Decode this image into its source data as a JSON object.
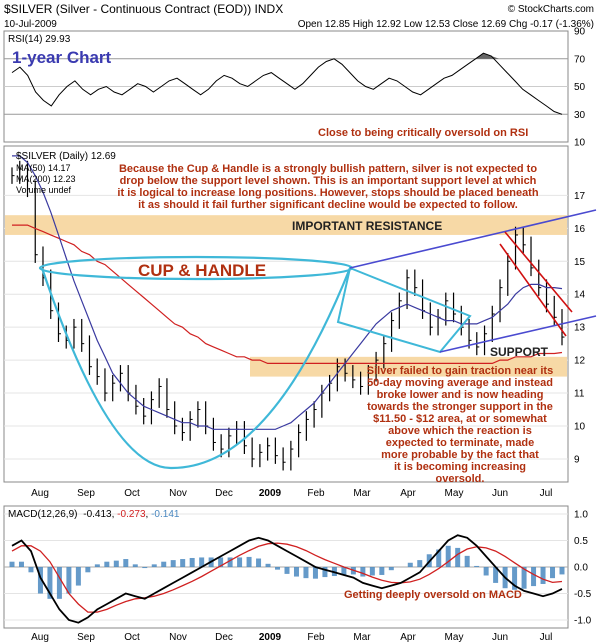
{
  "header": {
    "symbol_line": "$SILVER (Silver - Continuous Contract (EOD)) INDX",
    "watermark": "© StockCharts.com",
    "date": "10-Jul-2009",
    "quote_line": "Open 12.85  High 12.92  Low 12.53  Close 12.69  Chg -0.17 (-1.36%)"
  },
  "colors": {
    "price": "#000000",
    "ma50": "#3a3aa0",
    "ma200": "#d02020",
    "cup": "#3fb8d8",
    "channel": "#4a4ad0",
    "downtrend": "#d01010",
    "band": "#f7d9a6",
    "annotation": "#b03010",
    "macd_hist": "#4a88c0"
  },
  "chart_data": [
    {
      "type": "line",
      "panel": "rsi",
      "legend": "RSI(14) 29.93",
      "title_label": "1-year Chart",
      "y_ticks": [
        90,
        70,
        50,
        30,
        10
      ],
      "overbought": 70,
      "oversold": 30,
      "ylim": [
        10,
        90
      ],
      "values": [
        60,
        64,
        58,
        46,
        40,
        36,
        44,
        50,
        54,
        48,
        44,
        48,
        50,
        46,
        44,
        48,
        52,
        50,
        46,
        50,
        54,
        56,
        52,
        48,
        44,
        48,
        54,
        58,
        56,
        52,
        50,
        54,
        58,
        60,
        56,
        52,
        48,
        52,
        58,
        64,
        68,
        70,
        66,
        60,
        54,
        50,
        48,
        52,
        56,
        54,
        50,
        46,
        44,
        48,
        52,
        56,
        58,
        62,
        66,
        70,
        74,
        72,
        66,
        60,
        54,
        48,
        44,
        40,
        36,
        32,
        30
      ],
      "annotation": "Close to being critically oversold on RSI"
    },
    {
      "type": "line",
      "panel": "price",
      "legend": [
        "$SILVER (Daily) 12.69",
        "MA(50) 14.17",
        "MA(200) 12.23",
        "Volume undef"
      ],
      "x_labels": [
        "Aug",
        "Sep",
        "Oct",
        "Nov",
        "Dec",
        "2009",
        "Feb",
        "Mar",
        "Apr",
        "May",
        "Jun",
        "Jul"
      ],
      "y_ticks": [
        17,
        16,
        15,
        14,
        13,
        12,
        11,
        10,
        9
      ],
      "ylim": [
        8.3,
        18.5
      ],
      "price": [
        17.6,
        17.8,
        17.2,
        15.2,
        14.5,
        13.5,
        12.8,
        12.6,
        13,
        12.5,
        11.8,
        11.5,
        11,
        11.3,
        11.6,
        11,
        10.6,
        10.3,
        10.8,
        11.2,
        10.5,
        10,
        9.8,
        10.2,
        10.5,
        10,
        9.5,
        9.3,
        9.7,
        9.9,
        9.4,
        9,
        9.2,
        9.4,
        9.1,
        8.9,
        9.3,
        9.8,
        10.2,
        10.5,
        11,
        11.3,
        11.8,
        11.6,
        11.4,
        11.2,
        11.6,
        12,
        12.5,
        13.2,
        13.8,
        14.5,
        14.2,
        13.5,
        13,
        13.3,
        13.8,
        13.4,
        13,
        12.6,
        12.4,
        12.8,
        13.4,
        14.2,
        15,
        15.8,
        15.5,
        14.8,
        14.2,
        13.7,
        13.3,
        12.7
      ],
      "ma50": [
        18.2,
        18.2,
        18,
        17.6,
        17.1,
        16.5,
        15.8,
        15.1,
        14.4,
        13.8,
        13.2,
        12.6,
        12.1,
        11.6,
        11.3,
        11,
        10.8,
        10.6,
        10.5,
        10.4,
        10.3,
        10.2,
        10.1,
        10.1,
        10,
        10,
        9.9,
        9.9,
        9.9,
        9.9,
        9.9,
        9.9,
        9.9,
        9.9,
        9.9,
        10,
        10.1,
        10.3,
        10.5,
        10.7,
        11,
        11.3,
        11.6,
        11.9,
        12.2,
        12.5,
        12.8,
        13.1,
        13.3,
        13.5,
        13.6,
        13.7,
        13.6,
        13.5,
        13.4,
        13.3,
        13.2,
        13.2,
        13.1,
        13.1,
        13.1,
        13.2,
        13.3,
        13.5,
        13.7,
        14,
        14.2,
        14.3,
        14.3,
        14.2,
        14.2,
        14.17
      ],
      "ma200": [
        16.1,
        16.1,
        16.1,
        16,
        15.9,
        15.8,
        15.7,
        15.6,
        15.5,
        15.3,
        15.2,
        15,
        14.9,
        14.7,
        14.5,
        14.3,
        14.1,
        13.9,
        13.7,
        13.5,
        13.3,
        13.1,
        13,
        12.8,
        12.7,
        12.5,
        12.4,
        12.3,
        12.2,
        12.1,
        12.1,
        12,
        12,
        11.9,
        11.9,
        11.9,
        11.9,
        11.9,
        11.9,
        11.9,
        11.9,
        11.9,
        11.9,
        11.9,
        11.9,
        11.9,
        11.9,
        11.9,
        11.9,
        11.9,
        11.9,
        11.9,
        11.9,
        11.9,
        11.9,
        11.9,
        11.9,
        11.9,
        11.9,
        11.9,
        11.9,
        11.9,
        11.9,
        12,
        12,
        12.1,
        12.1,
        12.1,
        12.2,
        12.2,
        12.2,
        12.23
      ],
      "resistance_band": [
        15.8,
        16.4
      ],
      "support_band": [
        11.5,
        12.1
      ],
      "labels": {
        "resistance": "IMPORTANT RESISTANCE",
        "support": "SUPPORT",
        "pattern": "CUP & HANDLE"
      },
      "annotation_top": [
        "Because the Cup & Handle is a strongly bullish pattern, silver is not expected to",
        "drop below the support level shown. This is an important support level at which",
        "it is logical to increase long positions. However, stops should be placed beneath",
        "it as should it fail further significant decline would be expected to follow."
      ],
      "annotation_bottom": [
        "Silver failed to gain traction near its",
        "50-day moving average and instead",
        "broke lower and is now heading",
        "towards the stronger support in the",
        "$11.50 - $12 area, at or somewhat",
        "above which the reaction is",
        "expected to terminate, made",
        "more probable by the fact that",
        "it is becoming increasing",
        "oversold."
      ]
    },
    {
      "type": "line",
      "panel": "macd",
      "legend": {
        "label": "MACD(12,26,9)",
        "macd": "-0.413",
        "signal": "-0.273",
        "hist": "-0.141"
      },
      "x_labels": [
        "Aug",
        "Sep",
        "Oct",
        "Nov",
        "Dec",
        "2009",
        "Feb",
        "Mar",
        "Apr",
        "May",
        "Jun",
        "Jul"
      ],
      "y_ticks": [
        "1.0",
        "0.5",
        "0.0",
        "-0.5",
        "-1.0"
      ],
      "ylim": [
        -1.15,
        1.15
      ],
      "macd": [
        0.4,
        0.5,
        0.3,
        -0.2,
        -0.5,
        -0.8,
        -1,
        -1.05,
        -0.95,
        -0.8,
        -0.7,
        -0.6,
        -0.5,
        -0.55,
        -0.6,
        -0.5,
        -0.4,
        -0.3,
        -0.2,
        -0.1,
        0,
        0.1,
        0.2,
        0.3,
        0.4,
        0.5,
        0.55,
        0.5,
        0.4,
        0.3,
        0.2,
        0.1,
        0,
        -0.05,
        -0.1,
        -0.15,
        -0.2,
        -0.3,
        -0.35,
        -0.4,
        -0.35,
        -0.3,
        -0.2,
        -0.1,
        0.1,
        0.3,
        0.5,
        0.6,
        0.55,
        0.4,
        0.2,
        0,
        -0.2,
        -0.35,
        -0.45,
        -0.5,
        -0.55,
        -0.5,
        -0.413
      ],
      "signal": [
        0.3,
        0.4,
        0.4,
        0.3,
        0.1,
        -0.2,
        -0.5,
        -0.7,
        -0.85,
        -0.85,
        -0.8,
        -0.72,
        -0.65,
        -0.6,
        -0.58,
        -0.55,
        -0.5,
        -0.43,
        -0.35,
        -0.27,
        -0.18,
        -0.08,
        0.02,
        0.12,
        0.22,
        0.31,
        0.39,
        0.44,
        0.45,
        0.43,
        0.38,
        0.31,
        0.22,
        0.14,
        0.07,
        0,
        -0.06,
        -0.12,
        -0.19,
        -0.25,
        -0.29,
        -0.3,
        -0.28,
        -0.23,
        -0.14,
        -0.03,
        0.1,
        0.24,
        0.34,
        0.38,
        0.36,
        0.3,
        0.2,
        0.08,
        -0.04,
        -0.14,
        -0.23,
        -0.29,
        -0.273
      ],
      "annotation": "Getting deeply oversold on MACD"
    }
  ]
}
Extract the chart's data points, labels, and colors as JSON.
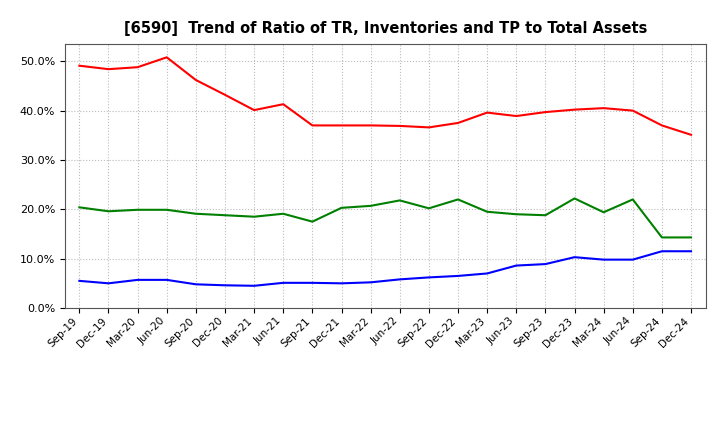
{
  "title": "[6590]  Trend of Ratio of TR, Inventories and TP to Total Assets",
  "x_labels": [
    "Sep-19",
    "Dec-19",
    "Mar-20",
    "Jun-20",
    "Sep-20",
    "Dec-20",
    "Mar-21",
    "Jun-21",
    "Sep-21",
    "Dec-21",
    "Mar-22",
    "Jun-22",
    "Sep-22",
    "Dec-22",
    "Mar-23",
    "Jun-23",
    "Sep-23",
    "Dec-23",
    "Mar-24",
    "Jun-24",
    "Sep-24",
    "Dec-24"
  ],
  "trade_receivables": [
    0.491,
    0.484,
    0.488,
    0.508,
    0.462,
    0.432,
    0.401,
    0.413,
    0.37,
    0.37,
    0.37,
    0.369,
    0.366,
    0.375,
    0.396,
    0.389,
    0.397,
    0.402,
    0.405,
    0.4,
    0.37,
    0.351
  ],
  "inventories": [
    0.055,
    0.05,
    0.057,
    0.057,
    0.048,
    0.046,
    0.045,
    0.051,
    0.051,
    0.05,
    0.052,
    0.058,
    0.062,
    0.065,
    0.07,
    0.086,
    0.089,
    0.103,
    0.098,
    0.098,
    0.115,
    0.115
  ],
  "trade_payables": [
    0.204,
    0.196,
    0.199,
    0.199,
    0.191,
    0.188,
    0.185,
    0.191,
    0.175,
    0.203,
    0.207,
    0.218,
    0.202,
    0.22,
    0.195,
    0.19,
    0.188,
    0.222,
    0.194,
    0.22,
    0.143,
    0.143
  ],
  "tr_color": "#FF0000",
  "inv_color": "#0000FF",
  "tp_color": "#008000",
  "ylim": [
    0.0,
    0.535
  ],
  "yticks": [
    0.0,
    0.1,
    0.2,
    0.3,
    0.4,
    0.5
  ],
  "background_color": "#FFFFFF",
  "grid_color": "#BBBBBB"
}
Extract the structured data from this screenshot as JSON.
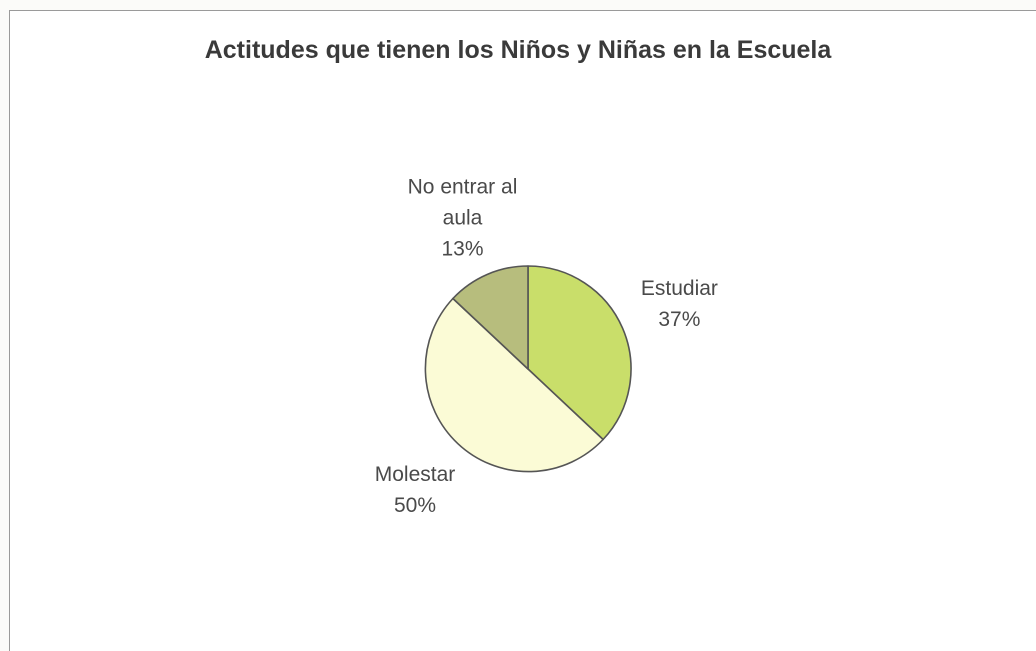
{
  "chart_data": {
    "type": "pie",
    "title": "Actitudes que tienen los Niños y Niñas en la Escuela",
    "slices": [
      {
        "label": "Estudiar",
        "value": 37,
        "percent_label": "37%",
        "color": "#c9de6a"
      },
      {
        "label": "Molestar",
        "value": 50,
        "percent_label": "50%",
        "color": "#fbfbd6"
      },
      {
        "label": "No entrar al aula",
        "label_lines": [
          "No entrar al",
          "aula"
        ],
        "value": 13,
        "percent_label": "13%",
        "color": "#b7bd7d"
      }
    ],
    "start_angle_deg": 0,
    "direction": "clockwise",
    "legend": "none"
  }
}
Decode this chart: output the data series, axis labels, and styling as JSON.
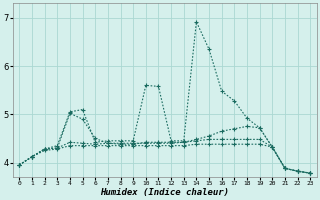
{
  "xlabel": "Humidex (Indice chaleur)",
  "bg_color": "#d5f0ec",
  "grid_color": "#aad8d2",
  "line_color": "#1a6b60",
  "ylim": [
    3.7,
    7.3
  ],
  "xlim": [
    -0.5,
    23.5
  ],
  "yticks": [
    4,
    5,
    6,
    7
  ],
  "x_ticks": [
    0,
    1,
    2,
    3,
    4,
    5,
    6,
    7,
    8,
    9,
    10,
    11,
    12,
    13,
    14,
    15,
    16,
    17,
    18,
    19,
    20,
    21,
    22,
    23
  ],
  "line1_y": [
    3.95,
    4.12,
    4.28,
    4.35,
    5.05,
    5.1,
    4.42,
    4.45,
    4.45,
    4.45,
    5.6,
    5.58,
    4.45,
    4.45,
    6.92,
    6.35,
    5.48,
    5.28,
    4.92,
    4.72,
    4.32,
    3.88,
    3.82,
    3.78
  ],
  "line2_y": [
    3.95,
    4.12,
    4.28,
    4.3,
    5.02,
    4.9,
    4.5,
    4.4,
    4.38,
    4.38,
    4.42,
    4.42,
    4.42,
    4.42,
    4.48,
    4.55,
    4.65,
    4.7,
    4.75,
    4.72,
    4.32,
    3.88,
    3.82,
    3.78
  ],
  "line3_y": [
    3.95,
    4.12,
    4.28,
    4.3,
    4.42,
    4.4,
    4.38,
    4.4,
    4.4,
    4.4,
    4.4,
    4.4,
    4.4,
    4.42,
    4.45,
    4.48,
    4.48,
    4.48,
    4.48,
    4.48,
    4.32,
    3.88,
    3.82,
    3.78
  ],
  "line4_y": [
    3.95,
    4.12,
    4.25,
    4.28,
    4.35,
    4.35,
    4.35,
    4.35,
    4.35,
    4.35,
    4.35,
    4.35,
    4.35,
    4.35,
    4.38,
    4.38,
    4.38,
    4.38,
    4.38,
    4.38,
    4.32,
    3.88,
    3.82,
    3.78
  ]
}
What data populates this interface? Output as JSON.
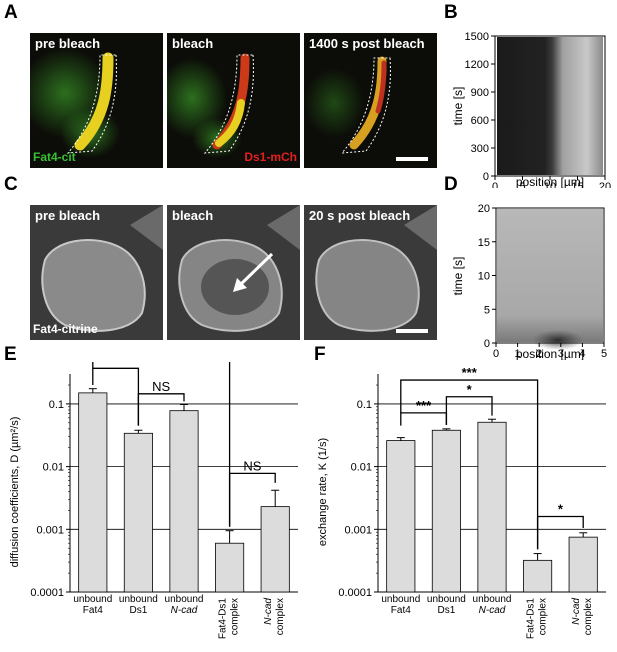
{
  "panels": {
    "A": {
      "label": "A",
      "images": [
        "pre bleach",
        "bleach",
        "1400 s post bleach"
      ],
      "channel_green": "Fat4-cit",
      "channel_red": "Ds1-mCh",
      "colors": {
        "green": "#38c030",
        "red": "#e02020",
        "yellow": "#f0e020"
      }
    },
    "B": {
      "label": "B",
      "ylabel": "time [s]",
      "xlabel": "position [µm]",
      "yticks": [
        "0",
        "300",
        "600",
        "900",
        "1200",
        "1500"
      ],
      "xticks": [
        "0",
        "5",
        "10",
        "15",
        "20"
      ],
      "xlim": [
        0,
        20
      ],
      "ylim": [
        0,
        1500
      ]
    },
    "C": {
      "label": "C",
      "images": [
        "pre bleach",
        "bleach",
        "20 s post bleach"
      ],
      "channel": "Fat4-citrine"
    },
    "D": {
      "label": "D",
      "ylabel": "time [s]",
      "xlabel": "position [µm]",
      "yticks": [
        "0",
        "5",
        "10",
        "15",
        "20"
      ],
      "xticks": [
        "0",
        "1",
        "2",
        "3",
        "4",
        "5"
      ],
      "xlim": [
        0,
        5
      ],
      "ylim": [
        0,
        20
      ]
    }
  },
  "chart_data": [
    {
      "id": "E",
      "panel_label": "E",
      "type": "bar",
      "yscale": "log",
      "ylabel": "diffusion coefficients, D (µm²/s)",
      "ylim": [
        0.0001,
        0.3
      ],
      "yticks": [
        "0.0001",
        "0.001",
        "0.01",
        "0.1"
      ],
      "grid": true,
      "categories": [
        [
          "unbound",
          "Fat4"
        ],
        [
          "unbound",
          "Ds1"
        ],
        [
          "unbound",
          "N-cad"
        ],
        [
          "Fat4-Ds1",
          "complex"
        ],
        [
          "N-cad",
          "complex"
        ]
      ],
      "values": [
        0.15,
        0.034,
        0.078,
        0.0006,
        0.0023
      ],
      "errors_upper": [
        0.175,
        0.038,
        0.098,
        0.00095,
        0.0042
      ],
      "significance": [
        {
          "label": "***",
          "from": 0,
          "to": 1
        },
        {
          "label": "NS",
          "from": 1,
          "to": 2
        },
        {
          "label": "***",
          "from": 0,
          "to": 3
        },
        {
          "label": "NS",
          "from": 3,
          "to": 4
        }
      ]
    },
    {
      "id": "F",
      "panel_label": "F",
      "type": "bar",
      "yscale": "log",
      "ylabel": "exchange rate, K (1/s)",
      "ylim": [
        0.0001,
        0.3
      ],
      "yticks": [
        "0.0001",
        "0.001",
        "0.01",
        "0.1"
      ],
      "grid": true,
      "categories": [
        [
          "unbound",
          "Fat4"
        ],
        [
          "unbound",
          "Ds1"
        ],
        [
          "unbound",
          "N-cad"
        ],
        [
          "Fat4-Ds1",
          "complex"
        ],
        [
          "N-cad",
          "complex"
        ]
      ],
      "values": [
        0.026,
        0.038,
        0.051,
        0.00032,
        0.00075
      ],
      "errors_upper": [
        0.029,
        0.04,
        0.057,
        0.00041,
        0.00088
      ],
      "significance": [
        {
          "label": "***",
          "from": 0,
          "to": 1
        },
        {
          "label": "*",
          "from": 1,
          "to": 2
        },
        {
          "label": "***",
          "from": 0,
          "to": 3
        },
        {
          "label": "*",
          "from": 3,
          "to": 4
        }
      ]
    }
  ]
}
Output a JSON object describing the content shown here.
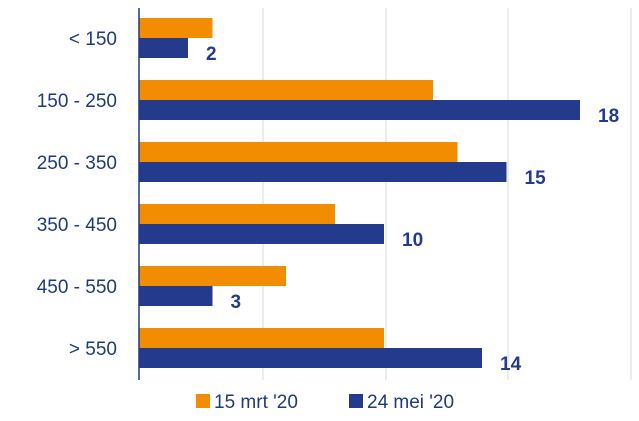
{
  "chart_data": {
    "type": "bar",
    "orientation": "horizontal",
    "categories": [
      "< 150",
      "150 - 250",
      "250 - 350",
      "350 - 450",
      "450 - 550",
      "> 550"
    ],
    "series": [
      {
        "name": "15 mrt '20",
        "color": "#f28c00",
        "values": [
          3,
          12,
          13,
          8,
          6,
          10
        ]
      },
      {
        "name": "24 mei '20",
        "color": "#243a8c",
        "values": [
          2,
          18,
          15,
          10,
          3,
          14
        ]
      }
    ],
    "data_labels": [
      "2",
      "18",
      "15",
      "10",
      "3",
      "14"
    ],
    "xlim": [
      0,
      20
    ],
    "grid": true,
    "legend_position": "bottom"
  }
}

→ **Exercise description**
Identify each line in the records above containing the word "colors"; copy those lines.

→ **Solution below**
  "colors": {
Extract the chart's data points, labels, and colors as JSON.
      "colors": {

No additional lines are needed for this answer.